*** Begin section ***
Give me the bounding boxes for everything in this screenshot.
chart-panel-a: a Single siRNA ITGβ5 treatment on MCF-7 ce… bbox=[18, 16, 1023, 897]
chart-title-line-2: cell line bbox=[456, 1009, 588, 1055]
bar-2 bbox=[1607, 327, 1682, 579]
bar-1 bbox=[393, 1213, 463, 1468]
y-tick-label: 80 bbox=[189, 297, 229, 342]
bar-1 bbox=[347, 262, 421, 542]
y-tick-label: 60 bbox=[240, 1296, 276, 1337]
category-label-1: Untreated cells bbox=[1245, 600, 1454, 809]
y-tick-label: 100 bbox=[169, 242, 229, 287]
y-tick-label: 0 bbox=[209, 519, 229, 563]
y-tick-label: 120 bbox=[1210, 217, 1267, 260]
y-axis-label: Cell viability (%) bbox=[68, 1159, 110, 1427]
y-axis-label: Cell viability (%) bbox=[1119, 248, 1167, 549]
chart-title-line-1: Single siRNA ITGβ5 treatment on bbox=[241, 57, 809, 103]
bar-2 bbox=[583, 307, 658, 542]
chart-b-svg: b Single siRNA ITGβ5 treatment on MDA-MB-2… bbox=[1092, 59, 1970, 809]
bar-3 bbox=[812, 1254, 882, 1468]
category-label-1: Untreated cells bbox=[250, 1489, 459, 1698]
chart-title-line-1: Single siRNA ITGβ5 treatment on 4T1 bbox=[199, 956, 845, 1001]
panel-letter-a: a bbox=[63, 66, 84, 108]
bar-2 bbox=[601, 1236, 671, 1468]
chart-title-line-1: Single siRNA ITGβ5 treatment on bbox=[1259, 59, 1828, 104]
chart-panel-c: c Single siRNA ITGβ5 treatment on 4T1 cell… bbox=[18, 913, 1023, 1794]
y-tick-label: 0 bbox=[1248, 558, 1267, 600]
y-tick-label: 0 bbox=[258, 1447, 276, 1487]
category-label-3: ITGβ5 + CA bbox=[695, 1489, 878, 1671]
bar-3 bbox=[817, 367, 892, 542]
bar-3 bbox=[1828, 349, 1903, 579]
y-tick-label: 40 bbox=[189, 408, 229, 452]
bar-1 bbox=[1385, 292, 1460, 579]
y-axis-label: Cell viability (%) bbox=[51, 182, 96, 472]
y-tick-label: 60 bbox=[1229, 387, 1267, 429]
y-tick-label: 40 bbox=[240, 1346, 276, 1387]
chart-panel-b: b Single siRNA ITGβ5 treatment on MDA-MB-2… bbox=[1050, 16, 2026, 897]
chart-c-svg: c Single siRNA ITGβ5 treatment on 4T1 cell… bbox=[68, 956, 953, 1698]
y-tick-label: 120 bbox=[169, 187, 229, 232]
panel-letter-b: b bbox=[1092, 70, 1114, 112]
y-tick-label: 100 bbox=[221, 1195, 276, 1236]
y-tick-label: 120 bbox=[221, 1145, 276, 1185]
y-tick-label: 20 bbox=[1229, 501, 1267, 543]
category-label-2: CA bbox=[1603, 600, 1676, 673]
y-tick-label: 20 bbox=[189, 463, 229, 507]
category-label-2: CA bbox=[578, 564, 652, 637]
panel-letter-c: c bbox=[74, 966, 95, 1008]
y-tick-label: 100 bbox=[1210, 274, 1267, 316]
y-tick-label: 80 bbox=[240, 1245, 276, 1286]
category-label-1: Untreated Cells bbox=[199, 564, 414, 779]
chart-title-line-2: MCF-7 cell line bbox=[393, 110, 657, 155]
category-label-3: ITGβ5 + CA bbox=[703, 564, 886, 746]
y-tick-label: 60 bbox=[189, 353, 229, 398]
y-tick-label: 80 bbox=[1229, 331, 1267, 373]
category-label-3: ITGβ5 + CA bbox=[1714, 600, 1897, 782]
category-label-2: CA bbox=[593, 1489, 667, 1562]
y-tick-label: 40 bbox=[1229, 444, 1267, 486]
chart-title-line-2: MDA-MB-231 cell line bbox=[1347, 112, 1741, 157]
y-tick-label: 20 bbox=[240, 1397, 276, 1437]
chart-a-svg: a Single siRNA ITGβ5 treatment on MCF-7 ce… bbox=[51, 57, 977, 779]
*** End section ***
Task instructions:
Please quote the data above in full, with no line missing.

Reply:
Give me the bounding boxes for everything in this screenshot.
chart-panel-a: a Single siRNA ITGβ5 treatment on MCF-7 ce… bbox=[18, 16, 1023, 897]
chart-title-line-2: cell line bbox=[456, 1009, 588, 1055]
bar-2 bbox=[1607, 327, 1682, 579]
bar-1 bbox=[393, 1213, 463, 1468]
y-tick-label: 80 bbox=[189, 297, 229, 342]
bar-1 bbox=[347, 262, 421, 542]
y-tick-label: 60 bbox=[240, 1296, 276, 1337]
category-label-1: Untreated cells bbox=[1245, 600, 1454, 809]
y-tick-label: 100 bbox=[169, 242, 229, 287]
y-tick-label: 0 bbox=[209, 519, 229, 563]
y-tick-label: 120 bbox=[1210, 217, 1267, 260]
y-axis-label: Cell viability (%) bbox=[68, 1159, 110, 1427]
y-axis-label: Cell viability (%) bbox=[1119, 248, 1167, 549]
chart-title-line-1: Single siRNA ITGβ5 treatment on bbox=[241, 57, 809, 103]
bar-2 bbox=[583, 307, 658, 542]
chart-b-svg: b Single siRNA ITGβ5 treatment on MDA-MB-2… bbox=[1092, 59, 1970, 809]
bar-3 bbox=[812, 1254, 882, 1468]
category-label-1: Untreated cells bbox=[250, 1489, 459, 1698]
chart-title-line-1: Single siRNA ITGβ5 treatment on 4T1 bbox=[199, 956, 845, 1001]
panel-letter-a: a bbox=[63, 66, 84, 108]
bar-2 bbox=[601, 1236, 671, 1468]
chart-title-line-1: Single siRNA ITGβ5 treatment on bbox=[1259, 59, 1828, 104]
chart-panel-c: c Single siRNA ITGβ5 treatment on 4T1 cell… bbox=[18, 913, 1023, 1794]
y-tick-label: 0 bbox=[1248, 558, 1267, 600]
y-tick-label: 0 bbox=[258, 1447, 276, 1487]
category-label-3: ITGβ5 + CA bbox=[695, 1489, 878, 1671]
bar-3 bbox=[817, 367, 892, 542]
bar-3 bbox=[1828, 349, 1903, 579]
y-tick-label: 40 bbox=[189, 408, 229, 452]
bar-1 bbox=[1385, 292, 1460, 579]
y-axis-label: Cell viability (%) bbox=[51, 182, 96, 472]
y-tick-label: 60 bbox=[1229, 387, 1267, 429]
y-tick-label: 40 bbox=[240, 1346, 276, 1387]
chart-panel-b: b Single siRNA ITGβ5 treatment on MDA-MB-2… bbox=[1050, 16, 2026, 897]
chart-c-svg: c Single siRNA ITGβ5 treatment on 4T1 cell… bbox=[68, 956, 953, 1698]
y-tick-label: 120 bbox=[169, 187, 229, 232]
panel-letter-b: b bbox=[1092, 70, 1114, 112]
y-tick-label: 100 bbox=[221, 1195, 276, 1236]
y-tick-label: 120 bbox=[221, 1145, 276, 1185]
y-tick-label: 20 bbox=[1229, 501, 1267, 543]
category-label-2: CA bbox=[1603, 600, 1676, 673]
y-tick-label: 20 bbox=[189, 463, 229, 507]
category-label-2: CA bbox=[578, 564, 652, 637]
panel-letter-c: c bbox=[74, 966, 95, 1008]
y-tick-label: 100 bbox=[1210, 274, 1267, 316]
y-tick-label: 80 bbox=[240, 1245, 276, 1286]
category-label-1: Untreated Cells bbox=[199, 564, 414, 779]
chart-title-line-2: MCF-7 cell line bbox=[393, 110, 657, 155]
category-label-3: ITGβ5 + CA bbox=[703, 564, 886, 746]
y-tick-label: 60 bbox=[189, 353, 229, 398]
y-tick-label: 80 bbox=[1229, 331, 1267, 373]
category-label-3: ITGβ5 + CA bbox=[1714, 600, 1897, 782]
category-label-2: CA bbox=[593, 1489, 667, 1562]
y-tick-label: 40 bbox=[1229, 444, 1267, 486]
chart-title-line-2: MDA-MB-231 cell line bbox=[1347, 112, 1741, 157]
y-tick-label: 20 bbox=[240, 1397, 276, 1437]
chart-a-svg: a Single siRNA ITGβ5 treatment on MCF-7 ce… bbox=[51, 57, 977, 779]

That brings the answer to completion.